[Aim of the task]:
Return each line containing "this".

(Stored entries)
# # # # #

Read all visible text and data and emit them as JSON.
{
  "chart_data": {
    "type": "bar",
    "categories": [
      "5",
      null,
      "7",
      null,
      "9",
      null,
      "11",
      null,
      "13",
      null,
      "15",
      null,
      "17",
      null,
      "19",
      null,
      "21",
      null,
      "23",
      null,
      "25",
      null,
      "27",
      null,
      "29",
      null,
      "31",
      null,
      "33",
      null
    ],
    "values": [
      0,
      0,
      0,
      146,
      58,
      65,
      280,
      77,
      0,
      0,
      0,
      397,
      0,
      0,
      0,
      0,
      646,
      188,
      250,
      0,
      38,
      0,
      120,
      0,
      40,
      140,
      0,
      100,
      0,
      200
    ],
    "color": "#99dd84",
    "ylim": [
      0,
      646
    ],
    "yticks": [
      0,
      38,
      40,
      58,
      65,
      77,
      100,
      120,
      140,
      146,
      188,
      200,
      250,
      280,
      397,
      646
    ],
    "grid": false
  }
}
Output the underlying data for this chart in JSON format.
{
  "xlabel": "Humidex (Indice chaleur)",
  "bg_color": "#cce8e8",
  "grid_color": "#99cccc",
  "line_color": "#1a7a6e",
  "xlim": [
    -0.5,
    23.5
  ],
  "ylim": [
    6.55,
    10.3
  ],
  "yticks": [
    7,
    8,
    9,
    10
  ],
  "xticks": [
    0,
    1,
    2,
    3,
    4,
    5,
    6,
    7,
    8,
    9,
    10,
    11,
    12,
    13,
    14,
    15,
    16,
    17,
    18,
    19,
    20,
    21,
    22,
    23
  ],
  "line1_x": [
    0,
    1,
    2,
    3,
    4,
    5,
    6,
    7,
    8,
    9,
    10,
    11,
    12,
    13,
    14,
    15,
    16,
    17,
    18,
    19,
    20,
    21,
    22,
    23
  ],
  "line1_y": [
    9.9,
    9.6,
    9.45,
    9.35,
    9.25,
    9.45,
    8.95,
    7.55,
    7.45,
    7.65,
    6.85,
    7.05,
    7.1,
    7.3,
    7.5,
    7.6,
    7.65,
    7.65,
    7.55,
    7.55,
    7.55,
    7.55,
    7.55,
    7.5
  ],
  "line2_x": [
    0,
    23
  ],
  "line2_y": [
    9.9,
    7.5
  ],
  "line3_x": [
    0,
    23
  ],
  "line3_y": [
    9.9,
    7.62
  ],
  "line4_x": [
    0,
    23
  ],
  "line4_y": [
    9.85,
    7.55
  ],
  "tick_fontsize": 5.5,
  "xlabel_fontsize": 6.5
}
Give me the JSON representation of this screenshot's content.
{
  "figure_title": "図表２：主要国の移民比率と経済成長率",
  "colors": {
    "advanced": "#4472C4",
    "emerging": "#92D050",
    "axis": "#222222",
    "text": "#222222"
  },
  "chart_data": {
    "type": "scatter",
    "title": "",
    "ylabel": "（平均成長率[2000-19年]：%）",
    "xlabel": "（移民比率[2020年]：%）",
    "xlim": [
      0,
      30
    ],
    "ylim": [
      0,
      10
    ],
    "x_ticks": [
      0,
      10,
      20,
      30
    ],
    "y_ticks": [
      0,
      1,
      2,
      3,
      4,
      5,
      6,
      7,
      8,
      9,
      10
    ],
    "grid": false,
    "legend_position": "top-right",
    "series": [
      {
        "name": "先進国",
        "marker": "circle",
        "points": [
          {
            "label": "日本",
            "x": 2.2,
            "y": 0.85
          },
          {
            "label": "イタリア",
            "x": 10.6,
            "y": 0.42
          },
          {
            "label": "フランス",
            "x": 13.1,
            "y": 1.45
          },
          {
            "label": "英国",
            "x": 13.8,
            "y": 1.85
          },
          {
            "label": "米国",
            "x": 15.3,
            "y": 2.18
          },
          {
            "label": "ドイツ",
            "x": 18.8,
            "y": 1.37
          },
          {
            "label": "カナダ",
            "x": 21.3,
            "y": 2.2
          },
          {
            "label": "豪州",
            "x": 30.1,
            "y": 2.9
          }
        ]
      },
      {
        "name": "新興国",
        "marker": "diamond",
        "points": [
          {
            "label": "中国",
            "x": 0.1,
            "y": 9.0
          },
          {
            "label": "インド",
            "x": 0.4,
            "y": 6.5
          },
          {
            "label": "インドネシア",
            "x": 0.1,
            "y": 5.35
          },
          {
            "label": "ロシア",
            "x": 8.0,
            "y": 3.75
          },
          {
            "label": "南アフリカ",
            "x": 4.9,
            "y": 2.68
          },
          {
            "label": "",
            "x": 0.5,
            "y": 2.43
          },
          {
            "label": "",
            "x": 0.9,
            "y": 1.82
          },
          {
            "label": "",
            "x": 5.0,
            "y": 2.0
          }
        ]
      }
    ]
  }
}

# # # # #

[Problem solution]:
Output the underlying data for this chart in JSON format.
Give me the JSON representation of this screenshot's content.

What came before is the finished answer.